Records from a dataset:
—————
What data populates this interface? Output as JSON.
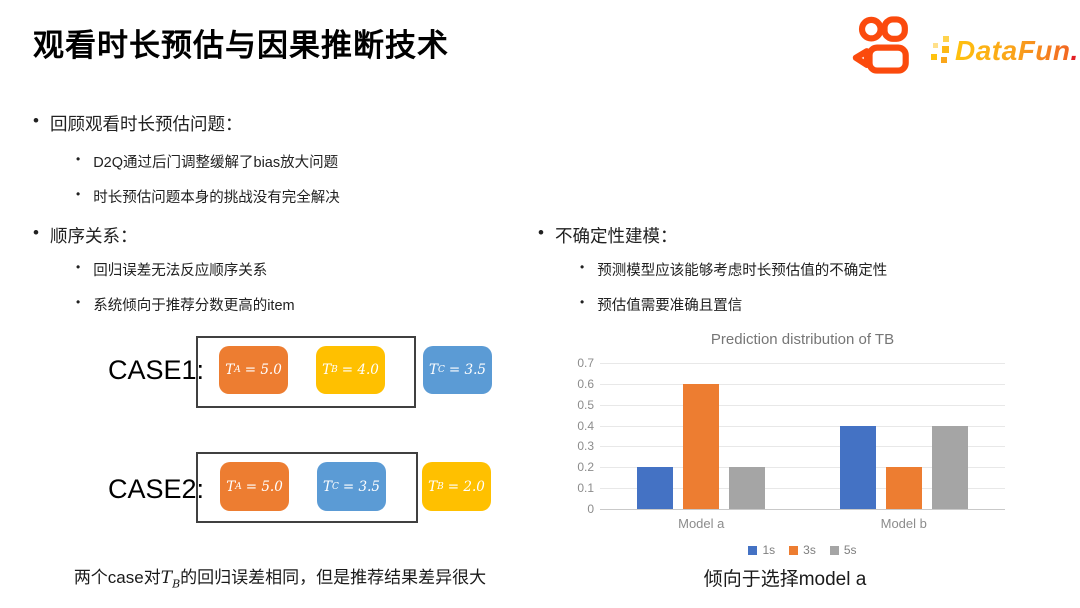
{
  "slide": {
    "title": "观看时长预估与因果推断技术"
  },
  "logos": {
    "kuaishou_icon": "kuaishou-camera-icon",
    "kuaishou_color": "#FB4A0D",
    "datafun_text": "DataFun",
    "datafun_dot": "."
  },
  "bullets": {
    "left": [
      {
        "title": "回顾观看时长预估问题：",
        "items": [
          "D2Q通过后门调整缓解了bias放大问题",
          "时长预估问题本身的挑战没有完全解决"
        ]
      },
      {
        "title": "顺序关系：",
        "items": [
          "回归误差无法反应顺序关系",
          "系统倾向于推荐分数更高的item"
        ]
      }
    ],
    "right": [
      {
        "title": "不确定性建模：",
        "items": [
          "预测模型应该能够考虑时长预估值的不确定性",
          "预估值需要准确且置信"
        ]
      }
    ]
  },
  "cases": [
    {
      "label": "CASE1:",
      "in_box": [
        {
          "var": "T",
          "sub": "A",
          "eq": "= 5.0",
          "color": "#ED7D31"
        },
        {
          "var": "T",
          "sub": "B",
          "eq": "= 4.0",
          "color": "#FFC000"
        }
      ],
      "out_box": [
        {
          "var": "T",
          "sub": "C",
          "eq": "= 3.5",
          "color": "#5B9BD5"
        }
      ]
    },
    {
      "label": "CASE2:",
      "in_box": [
        {
          "var": "T",
          "sub": "A",
          "eq": "= 5.0",
          "color": "#ED7D31"
        },
        {
          "var": "T",
          "sub": "C",
          "eq": "= 3.5",
          "color": "#5B9BD5"
        }
      ],
      "out_box": [
        {
          "var": "T",
          "sub": "B",
          "eq": "= 2.0",
          "color": "#FFC000"
        }
      ]
    }
  ],
  "captions": {
    "left": {
      "prefix": "两个case对",
      "math_var": "T",
      "math_sub": "B",
      "suffix": "的回归误差相同，但是推荐结果差异很大"
    },
    "right": "倾向于选择model a"
  },
  "chart_data": {
    "type": "bar",
    "title": "Prediction distribution of TB",
    "categories": [
      "Model a",
      "Model b"
    ],
    "series": [
      {
        "name": "1s",
        "color": "#4472C4",
        "values": [
          0.2,
          0.4
        ]
      },
      {
        "name": "3s",
        "color": "#ED7D31",
        "values": [
          0.6,
          0.2
        ]
      },
      {
        "name": "5s",
        "color": "#A5A5A5",
        "values": [
          0.2,
          0.4
        ]
      }
    ],
    "xlabel": "",
    "ylabel": "",
    "ylim": [
      0,
      0.7
    ],
    "ytick_step": 0.1,
    "grid": true,
    "legend_position": "bottom"
  }
}
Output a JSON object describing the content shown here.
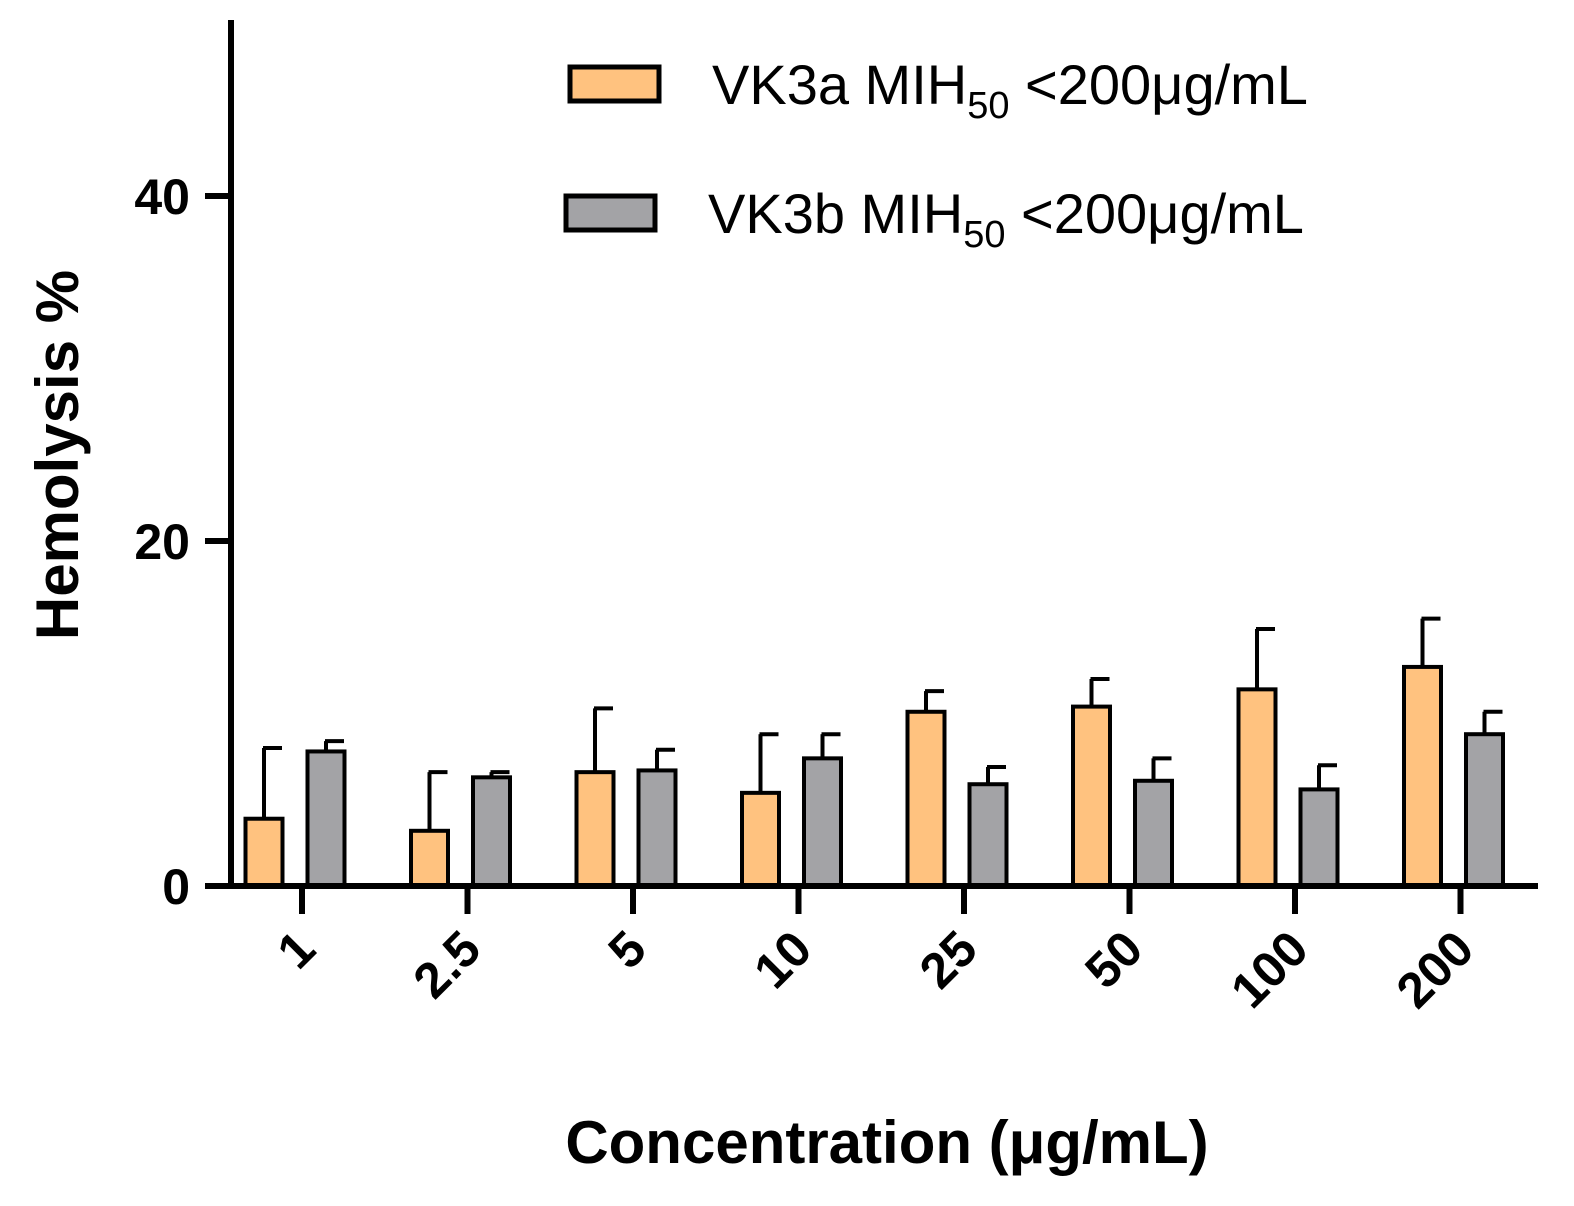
{
  "chart_data": {
    "type": "bar",
    "title": "",
    "xlabel": "Concentration (μg/mL)",
    "ylabel": "Hemolysis %",
    "ylim": [
      0,
      50
    ],
    "yticks": [
      0,
      20,
      40
    ],
    "categories": [
      "1",
      "2.5",
      "5",
      "10",
      "25",
      "50",
      "100",
      "200"
    ],
    "legend_position": "top-right",
    "series": [
      {
        "name": "VK3a MIH50 <200μg/mL",
        "legend_main": "VK3a MIH",
        "legend_sub": "50",
        "legend_tail": " <200μg/mL",
        "color": "#FFC27F",
        "values": [
          3.9,
          3.2,
          6.6,
          5.4,
          10.1,
          10.4,
          11.4,
          12.7
        ],
        "errors": [
          4.1,
          3.4,
          3.7,
          3.4,
          1.2,
          1.6,
          3.5,
          2.8
        ]
      },
      {
        "name": "VK3b MIH50 <200μg/mL",
        "legend_main": "VK3b MIH",
        "legend_sub": "50",
        "legend_tail": " <200μg/mL",
        "color": "#A3A3A6",
        "values": [
          7.8,
          6.3,
          6.7,
          7.4,
          5.9,
          6.1,
          5.6,
          8.8
        ],
        "errors": [
          0.6,
          0.3,
          1.2,
          1.4,
          1.0,
          1.3,
          1.4,
          1.3
        ]
      }
    ]
  },
  "colors": {
    "axis": "#000000",
    "bar_outline": "#000000"
  }
}
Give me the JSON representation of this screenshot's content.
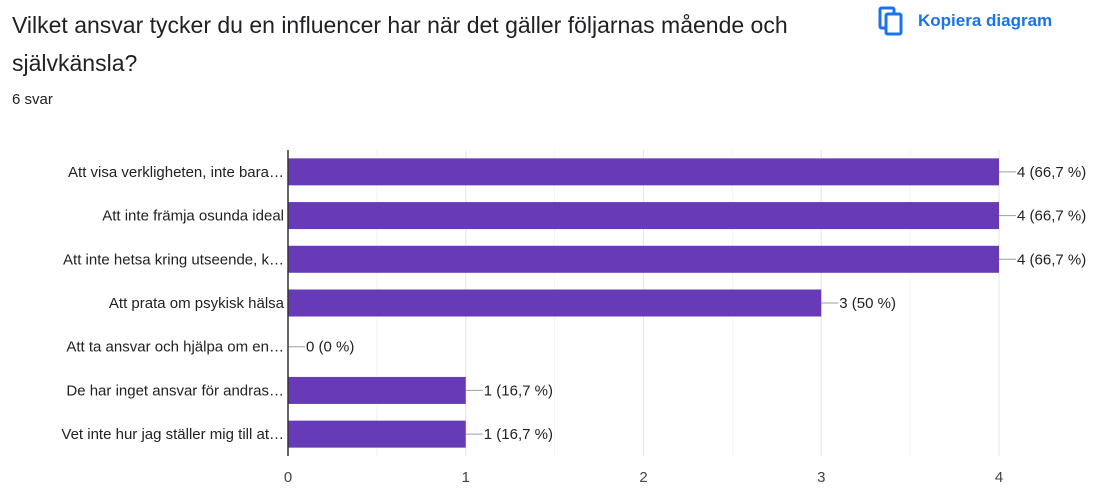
{
  "question": "Vilket ansvar tycker du en influencer har när det gäller följarnas mående och självkänsla?",
  "response_count": "6 svar",
  "copy_button": {
    "label": "Kopiera diagram",
    "icon": "copy-icon"
  },
  "colors": {
    "bar": "#673ab7",
    "accent": "#1a73e8"
  },
  "chart_data": {
    "type": "bar",
    "orientation": "horizontal",
    "categories": [
      "Att visa verkligheten, inte bara…",
      "Att inte främja osunda ideal",
      "Att inte hetsa kring utseende, k…",
      "Att prata om psykisk hälsa",
      "Att ta ansvar och hjälpa om en…",
      "De har inget ansvar för andras…",
      "Vet inte hur jag ställer mig till at…"
    ],
    "values": [
      4,
      4,
      4,
      3,
      0,
      1,
      1
    ],
    "value_labels": [
      "4 (66,7 %)",
      "4 (66,7 %)",
      "4 (66,7 %)",
      "3 (50 %)",
      "0 (0 %)",
      "1 (16,7 %)",
      "1 (16,7 %)"
    ],
    "xlim": [
      0,
      4
    ],
    "xticks": [
      0,
      1,
      2,
      3,
      4
    ],
    "grid": true
  }
}
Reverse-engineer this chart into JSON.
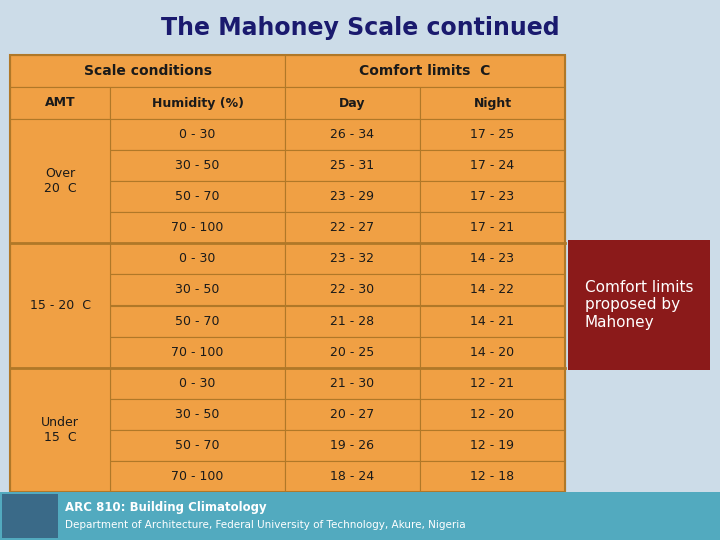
{
  "title": "The Mahoney Scale continued",
  "title_color": "#1a1a6e",
  "bg_color": "#ccdce8",
  "table_bg": "#f0a044",
  "cell_border": "#b07828",
  "annotation_bg": "#8b1a1a",
  "annotation_text": "Comfort limits\nproposed by\nMahoney",
  "annotation_text_color": "#ffffff",
  "footer_bg": "#52aabf",
  "footer_line1": "ARC 810: Building Climatology",
  "footer_line2": "Department of Architecture, Federal University of Technology, Akure, Nigeria",
  "footer_text_color": "#ffffff",
  "col_headers": [
    "AMT",
    "Humidity (%)",
    "Day",
    "Night"
  ],
  "super_headers": [
    "Scale conditions",
    "Comfort limits  C"
  ],
  "amt_labels": [
    "Over\n20  C",
    "15 - 20  C",
    "Under\n15  C"
  ],
  "rows": [
    [
      "0 - 30",
      "26 - 34",
      "17 - 25"
    ],
    [
      "30 - 50",
      "25 - 31",
      "17 - 24"
    ],
    [
      "50 - 70",
      "23 - 29",
      "17 - 23"
    ],
    [
      "70 - 100",
      "22 - 27",
      "17 - 21"
    ],
    [
      "0 - 30",
      "23 - 32",
      "14 - 23"
    ],
    [
      "30 - 50",
      "22 - 30",
      "14 - 22"
    ],
    [
      "50 - 70",
      "21 - 28",
      "14 - 21"
    ],
    [
      "70 - 100",
      "20 - 25",
      "14 - 20"
    ],
    [
      "0 - 30",
      "21 - 30",
      "12 - 21"
    ],
    [
      "30 - 50",
      "20 - 27",
      "12 - 20"
    ],
    [
      "50 - 70",
      "19 - 26",
      "12 - 19"
    ],
    [
      "70 - 100",
      "18 - 24",
      "12 - 18"
    ]
  ]
}
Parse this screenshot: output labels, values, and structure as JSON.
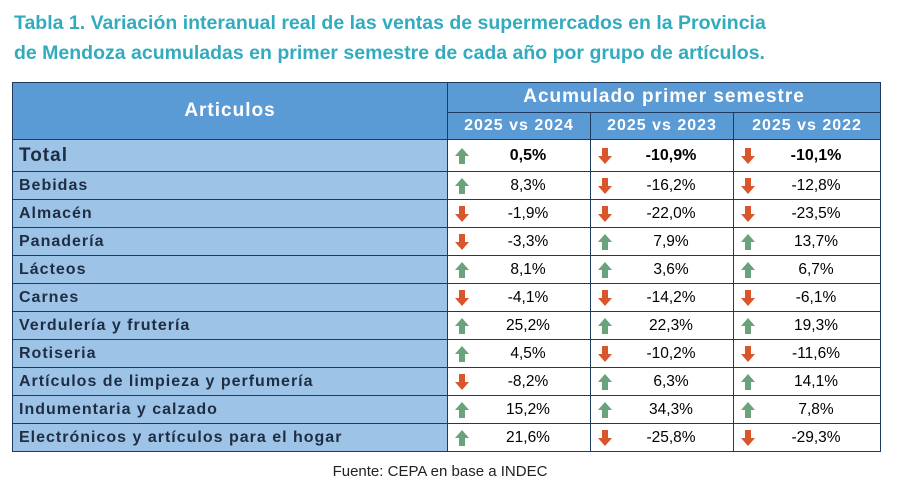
{
  "header": {
    "title_lines": [
      "Tabla 1. Variación interanual real de las ventas de supermercados en la Provincia",
      "de Mendoza acumuladas en primer semestre de cada año por grupo de artículos."
    ]
  },
  "table": {
    "row_header": "Articulos",
    "group_header": "Acumulado primer semestre",
    "columns": [
      "2025 vs 2024",
      "2025 vs 2023",
      "2025 vs 2022"
    ],
    "rows": [
      [
        "Total",
        "0,5%",
        "-10,9%",
        "-10,1%"
      ],
      [
        "Bebidas",
        "8,3%",
        "-16,2%",
        "-12,8%"
      ],
      [
        "Almacén",
        "-1,9%",
        "-22,0%",
        "-23,5%"
      ],
      [
        "Panadería",
        "-3,3%",
        "7,9%",
        "13,7%"
      ],
      [
        "Lácteos",
        "8,1%",
        "3,6%",
        "6,7%"
      ],
      [
        "Carnes",
        "-4,1%",
        "-14,2%",
        "-6,1%"
      ],
      [
        "Verdulería y frutería",
        "25,2%",
        "22,3%",
        "19,3%"
      ],
      [
        "Rotiseria",
        "4,5%",
        "-10,2%",
        "-11,6%"
      ],
      [
        "Artículos de limpieza y perfumería",
        "-8,2%",
        "6,3%",
        "14,1%"
      ],
      [
        "Indumentaria y calzado",
        "15,2%",
        "34,3%",
        "7,8%"
      ],
      [
        "Electrónicos y artículos para el hogar",
        "21,6%",
        "-25,8%",
        "-29,3%"
      ]
    ]
  },
  "footer": {
    "source": "Fuente: CEPA en base a INDEC"
  }
}
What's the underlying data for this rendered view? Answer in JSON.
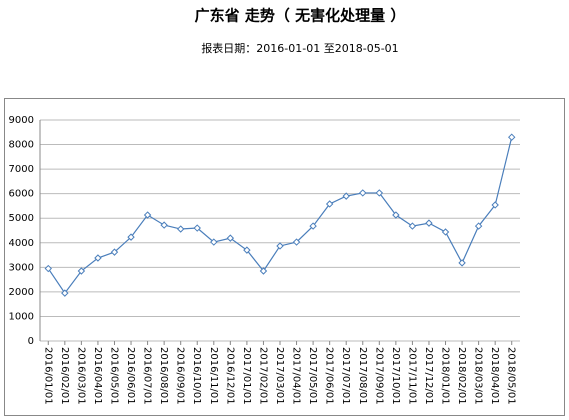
{
  "chart_data": {
    "type": "line",
    "title": "广东省  走势（  无害化处理量  ）",
    "subtitle": "报表日期：2016-01-01 至2018-05-01",
    "categories": [
      "2016/01/01",
      "2016/02/01",
      "2016/03/01",
      "2016/04/01",
      "2016/05/01",
      "2016/06/01",
      "2016/07/01",
      "2016/08/01",
      "2016/09/01",
      "2016/10/01",
      "2016/11/01",
      "2016/12/01",
      "2017/01/01",
      "2017/02/01",
      "2017/03/01",
      "2017/04/01",
      "2017/05/01",
      "2017/06/01",
      "2017/07/01",
      "2017/08/01",
      "2017/09/01",
      "2017/10/01",
      "2017/11/01",
      "2017/12/01",
      "2018/01/01",
      "2018/02/01",
      "2018/03/01",
      "2018/04/01",
      "2018/05/01"
    ],
    "series": [
      {
        "color": "#4a7ebb",
        "values": [
          2950,
          1950,
          2850,
          3380,
          3620,
          4230,
          5130,
          4720,
          4560,
          4600,
          4030,
          4190,
          3700,
          2850,
          3870,
          4030,
          4680,
          5580,
          5900,
          6030,
          6030,
          5130,
          4680,
          4800,
          4440,
          3180,
          4680,
          5540,
          8300
        ]
      }
    ],
    "ylim": [
      0,
      9000
    ],
    "yticks": [
      0,
      1000,
      2000,
      3000,
      4000,
      5000,
      6000,
      7000,
      8000,
      9000
    ],
    "grid": true
  }
}
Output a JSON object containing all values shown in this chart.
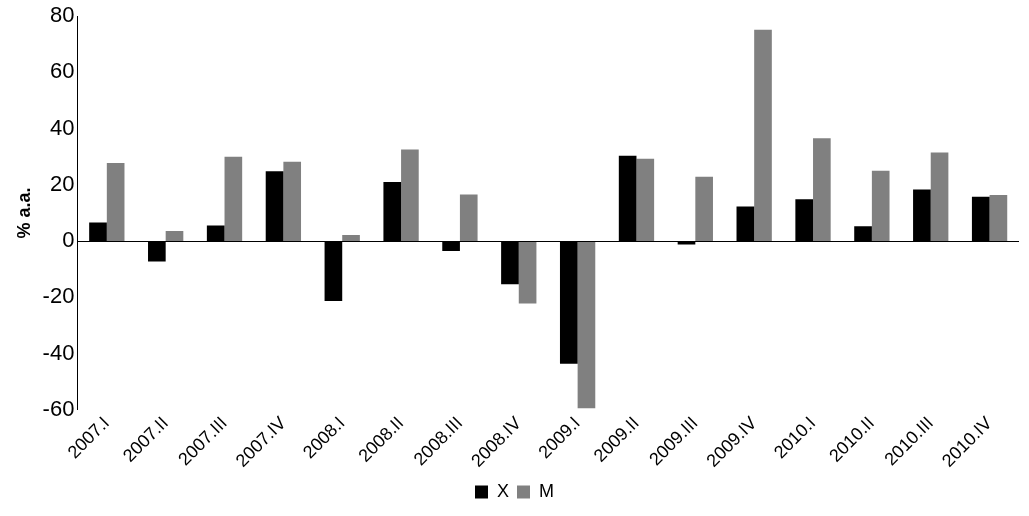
{
  "chart_data": {
    "type": "bar",
    "ylabel": "% a.a.",
    "categories": [
      "2007.I",
      "2007.II",
      "2007.III",
      "2007.IV",
      "2008.I",
      "2008.II",
      "2008.III",
      "2008.IV",
      "2009.I",
      "2009.II",
      "2009.III",
      "2009.IV",
      "2010.I",
      "2010.II",
      "2010.III",
      "2010.IV"
    ],
    "series": [
      {
        "name": "X",
        "color": "#000000",
        "values": [
          6.6,
          -7.2,
          5.6,
          24.9,
          -21.3,
          21.0,
          -3.5,
          -15.3,
          -43.6,
          30.4,
          -1.2,
          12.3,
          14.9,
          5.3,
          18.4,
          15.8
        ]
      },
      {
        "name": "M",
        "color": "#808080",
        "values": [
          27.8,
          3.6,
          30.0,
          28.2,
          2.2,
          32.6,
          16.6,
          -22.2,
          -59.4,
          29.3,
          22.9,
          75.2,
          36.6,
          25.0,
          31.5,
          16.4
        ]
      }
    ],
    "ylim": [
      -60,
      80
    ],
    "yticks": [
      -60,
      -40,
      -20,
      0,
      20,
      40,
      60,
      80
    ],
    "grid": false,
    "legend": "bottom"
  }
}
—————
• _DIRECTIONS FOR THIS TASK_
Write only the number of lines in the records that include the word "Scale".

• _FINISHED EXERCISE_
2